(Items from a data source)

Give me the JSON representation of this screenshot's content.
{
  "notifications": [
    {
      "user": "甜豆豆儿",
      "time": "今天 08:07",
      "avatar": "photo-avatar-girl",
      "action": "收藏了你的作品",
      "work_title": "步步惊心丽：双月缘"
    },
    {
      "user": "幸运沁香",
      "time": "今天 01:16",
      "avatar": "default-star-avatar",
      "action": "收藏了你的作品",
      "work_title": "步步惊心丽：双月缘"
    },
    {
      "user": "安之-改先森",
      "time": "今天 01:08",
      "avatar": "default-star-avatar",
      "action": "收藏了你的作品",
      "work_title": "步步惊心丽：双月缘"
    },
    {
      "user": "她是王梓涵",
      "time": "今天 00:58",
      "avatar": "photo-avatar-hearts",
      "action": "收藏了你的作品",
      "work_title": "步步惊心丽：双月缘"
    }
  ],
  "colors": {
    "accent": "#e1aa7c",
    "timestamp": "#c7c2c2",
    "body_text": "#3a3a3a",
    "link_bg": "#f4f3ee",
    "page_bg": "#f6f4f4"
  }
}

▶ _Goal_:
Gather all lines of the records that include the word "avatar".

▶ _Task answer_:
      "avatar": "photo-avatar-girl",
      "avatar": "default-star-avatar",
      "avatar": "default-star-avatar",
      "avatar": "photo-avatar-hearts",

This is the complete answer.